Write out the entries again exactly as they are given.
-------- Excerpted records
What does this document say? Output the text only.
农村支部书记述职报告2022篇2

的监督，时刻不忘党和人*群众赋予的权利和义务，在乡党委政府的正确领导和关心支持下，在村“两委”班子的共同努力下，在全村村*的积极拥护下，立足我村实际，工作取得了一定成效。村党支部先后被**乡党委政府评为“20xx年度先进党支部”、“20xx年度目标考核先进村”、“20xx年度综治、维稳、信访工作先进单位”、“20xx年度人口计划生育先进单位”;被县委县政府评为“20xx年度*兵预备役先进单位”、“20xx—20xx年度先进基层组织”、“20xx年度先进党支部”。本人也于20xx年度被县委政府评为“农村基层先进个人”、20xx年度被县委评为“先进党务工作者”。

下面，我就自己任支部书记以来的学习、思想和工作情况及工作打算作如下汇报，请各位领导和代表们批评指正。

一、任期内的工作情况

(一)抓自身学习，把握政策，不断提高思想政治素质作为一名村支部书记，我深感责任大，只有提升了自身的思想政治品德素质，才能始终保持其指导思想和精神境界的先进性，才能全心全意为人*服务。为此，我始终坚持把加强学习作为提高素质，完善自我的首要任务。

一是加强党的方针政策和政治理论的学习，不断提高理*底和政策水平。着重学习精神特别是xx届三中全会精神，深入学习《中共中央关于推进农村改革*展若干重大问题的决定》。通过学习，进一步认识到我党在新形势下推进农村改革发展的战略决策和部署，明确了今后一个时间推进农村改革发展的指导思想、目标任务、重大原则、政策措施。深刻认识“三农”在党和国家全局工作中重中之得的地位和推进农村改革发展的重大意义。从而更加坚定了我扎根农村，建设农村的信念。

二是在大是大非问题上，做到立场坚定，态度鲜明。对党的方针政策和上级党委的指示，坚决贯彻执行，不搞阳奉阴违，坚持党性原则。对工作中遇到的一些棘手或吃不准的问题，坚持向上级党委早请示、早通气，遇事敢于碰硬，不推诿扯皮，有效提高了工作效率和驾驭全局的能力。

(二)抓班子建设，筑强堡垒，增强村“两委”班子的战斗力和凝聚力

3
----------------
▶ **Task output**:
What does this document say? Output the text only.
农村支部书记述职报告2022篇2

的监督，时刻不忘党和人*群众赋予的权利和义务，在乡党委政府的正确领导和关心支持下，在村“两委”班子的共同努力下，在全村村*的积极拥护下，立足我村实际，工作取得了一定成效。村党支部先后被**乡党委政府评为“20xx年度先进党支部”、“20xx年度目标考核先进村”、“20xx年度综治、维稳、信访工作先进单位”、“20xx年度人口计划生育先进单位”;被县委县政府评为“20xx年度*兵预备役先进单位”、“20xx—20xx年度先进基层组织”、“20xx年度先进党支部”。本人也于20xx年度被县委政府评为“农村基层先进个人”、20xx年度被县委评为“先进党务工作者”。

下面，我就自己任支部书记以来的学习、思想和工作情况及工作打算作如下汇报，请各位领导和代表们批评指正。

一、任期内的工作情况

(一)抓自身学习，把握政策，不断提高思想政治素质作为一名村支部书记，我深感责任大，只有提升了自身的思想政治品德素质，才能始终保持其指导思想和精神境界的先进性，才能全心全意为人*服务。为此，我始终坚持把加强学习作为提高素质，完善自我的首要任务。

一是加强党的方针政策和政治理论的学习，不断提高理*底和政策水平。着重学习精神特别是xx届三中全会精神，深入学习《中共中央关于推进农村改革*展若干重大问题的决定》。通过学习，进一步认识到我党在新形势下推进农村改革发展的战略决策和部署，明确了今后一个时间推进农村改革发展的指导思想、目标任务、重大原则、政策措施。深刻认识“三农”在党和国家全局工作中重中之得的地位和推进农村改革发展的重大意义。从而更加坚定了我扎根农村，建设农村的信念。

二是在大是大非问题上，做到立场坚定，态度鲜明。对党的方针政策和上级党委的指示，坚决贯彻执行，不搞阳奉阴违，坚持党性原则。对工作中遇到的一些棘手或吃不准的问题，坚持向上级党委早请示、早通气，遇事敢于碰硬，不推诿扯皮，有效提高了工作效率和驾驭全局的能力。

(二)抓班子建设，筑强堡垒，增强村“两委”班子的战斗力和凝聚力

3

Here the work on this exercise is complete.